**A block of data**:

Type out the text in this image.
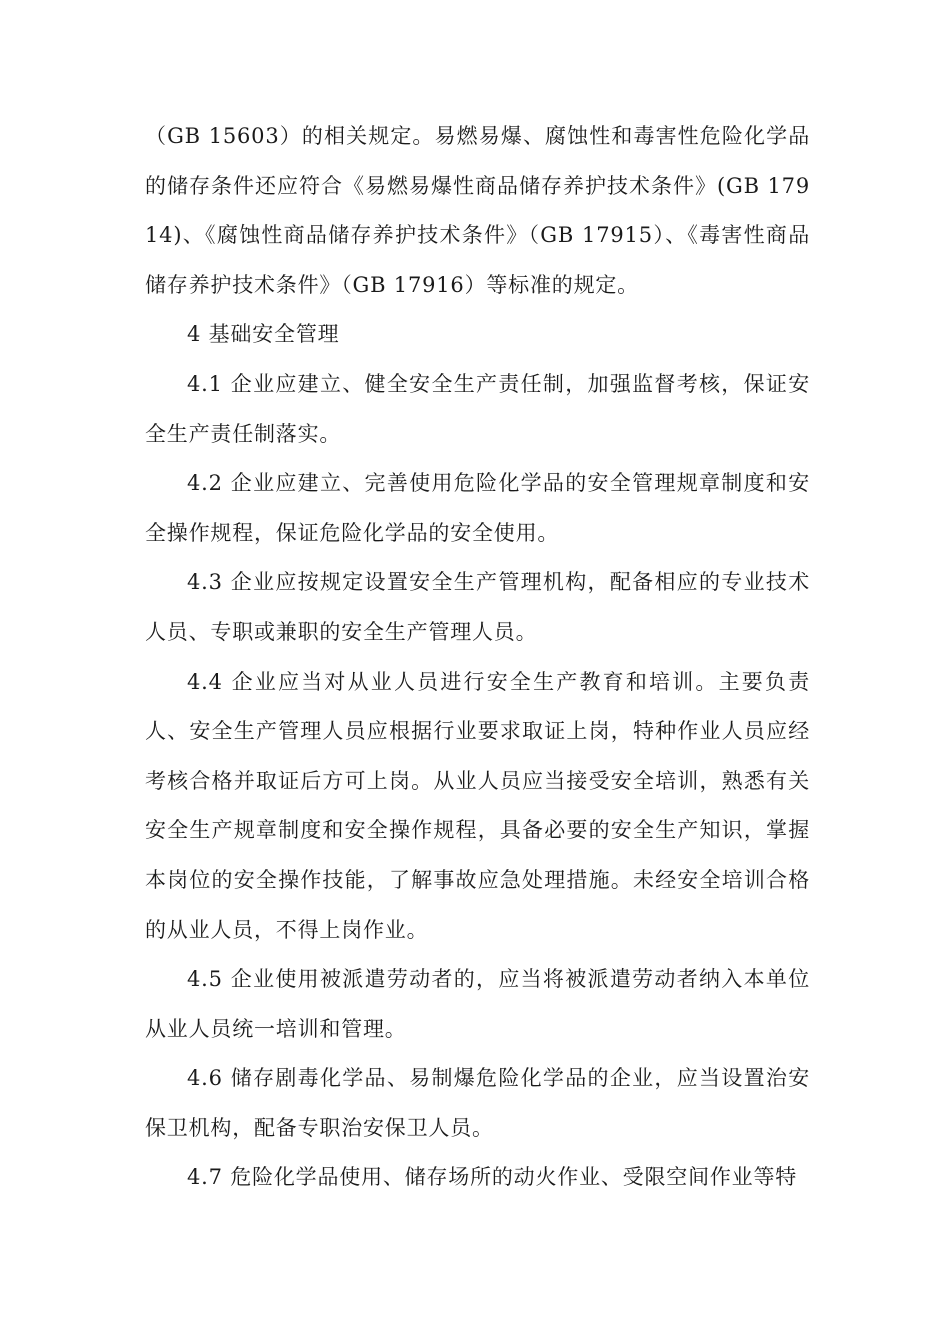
（GB 15603）的相关规定。易燃易爆、腐蚀性和毒害性危险化学品的储存条件还应符合《易燃易爆性商品储存养护技术条件》(GB 17914)、《腐蚀性商品储存养护技术条件》（GB 17915）、《毒害性商品储存养护技术条件》（GB 17916）等标准的规定。

4 基础安全管理

4.1 企业应建立、健全安全生产责任制，加强监督考核，保证安全生产责任制落实。

4.2 企业应建立、完善使用危险化学品的安全管理规章制度和安全操作规程，保证危险化学品的安全使用。

4.3 企业应按规定设置安全生产管理机构，配备相应的专业技术人员、专职或兼职的安全生产管理人员。

4.4 企业应当对从业人员进行安全生产教育和培训。主要负责人、安全生产管理人员应根据行业要求取证上岗，特种作业人员应经考核合格并取证后方可上岗。从业人员应当接受安全培训，熟悉有关安全生产规章制度和安全操作规程，具备必要的安全生产知识，掌握本岗位的安全操作技能，了解事故应急处理措施。未经安全培训合格的从业人员，不得上岗作业。

4.5 企业使用被派遣劳动者的，应当将被派遣劳动者纳入本单位从业人员统一培训和管理。

4.6 储存剧毒化学品、易制爆危险化学品的企业，应当设置治安保卫机构，配备专职治安保卫人员。

4.7 危险化学品使用、储存场所的动火作业、受限空间作业等特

**Do this**: Restate each entry word for word, please, but drop any images it holds.

**Answer to this exercise**:
Type out the text in this image.
（GB 15603）的相关规定。易燃易爆、腐蚀性和毒害性危险化学品的储存条件还应符合《易燃易爆性商品储存养护技术条件》(GB 17914)、《腐蚀性商品储存养护技术条件》（GB 17915）、《毒害性商品储存养护技术条件》（GB 17916）等标准的规定。

4 基础安全管理

4.1 企业应建立、健全安全生产责任制，加强监督考核，保证安全生产责任制落实。

4.2 企业应建立、完善使用危险化学品的安全管理规章制度和安全操作规程，保证危险化学品的安全使用。

4.3 企业应按规定设置安全生产管理机构，配备相应的专业技术人员、专职或兼职的安全生产管理人员。

4.4 企业应当对从业人员进行安全生产教育和培训。主要负责人、安全生产管理人员应根据行业要求取证上岗，特种作业人员应经考核合格并取证后方可上岗。从业人员应当接受安全培训，熟悉有关安全生产规章制度和安全操作规程，具备必要的安全生产知识，掌握本岗位的安全操作技能，了解事故应急处理措施。未经安全培训合格的从业人员，不得上岗作业。

4.5 企业使用被派遣劳动者的，应当将被派遣劳动者纳入本单位从业人员统一培训和管理。

4.6 储存剧毒化学品、易制爆危险化学品的企业，应当设置治安保卫机构，配备专职治安保卫人员。

4.7 危险化学品使用、储存场所的动火作业、受限空间作业等特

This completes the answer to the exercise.